───── Entries shown ─────

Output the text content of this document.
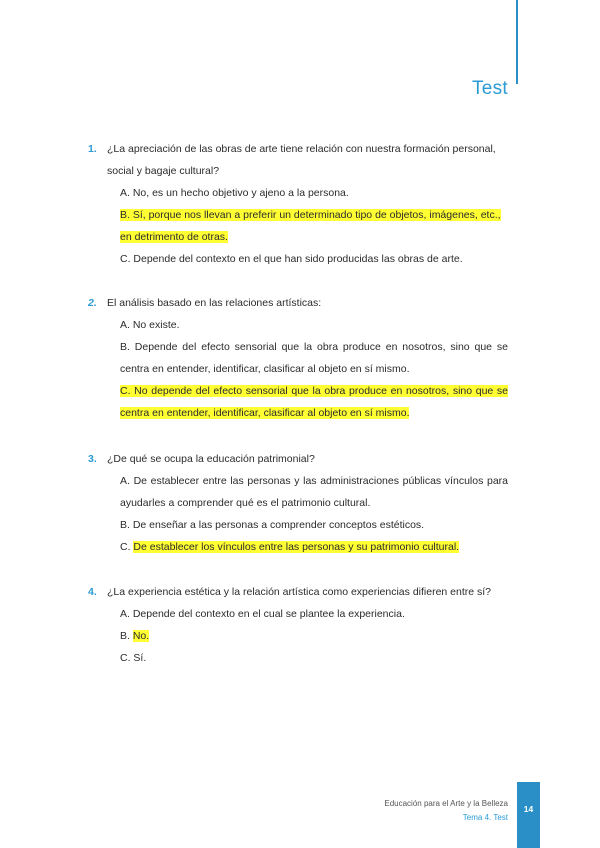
Test
1. ¿La apreciación de las obras de arte tiene relación con nuestra formación personal, social y bagaje cultural?
A. No, es un hecho objetivo y ajeno a la persona.
B. Sí, porque nos llevan a preferir un determinado tipo de objetos, imágenes, etc., en detrimento de otras.
C. Depende del contexto en el que han sido producidas las obras de arte.
2. El análisis basado en las relaciones artísticas:
A. No existe.
B. Depende del efecto sensorial que la obra produce en nosotros, sino que se centra en entender, identificar, clasificar al objeto en sí mismo.
C. No depende del efecto sensorial que la obra produce en nosotros, sino que se centra en entender, identificar, clasificar al objeto en sí mismo.
3. ¿De qué se ocupa la educación patrimonial?
A. De establecer entre las personas y las administraciones públicas vínculos para ayudarles a comprender qué es el patrimonio cultural.
B. De enseñar a las personas a comprender conceptos estéticos.
C. De establecer los vínculos entre las personas y su patrimonio cultural.
4. ¿La experiencia estética y la relación artística como experiencias difieren entre sí?
A. Depende del contexto en el cual se plantee la experiencia.
B. No.
C. Sí.
Educación para el Arte y la Belleza
Tema 4. Test
14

─────

Show every line from the entries above in which the word "entre" appears.

A. De establecer entre las personas y las administraciones públicas vínculos para ayudarles a comprender qué es el patrimonio cultural.
C. De establecer los vínculos entre las personas y su patrimonio cultural.
4. ¿La experiencia estética y la relación artística como experiencias difieren entre sí?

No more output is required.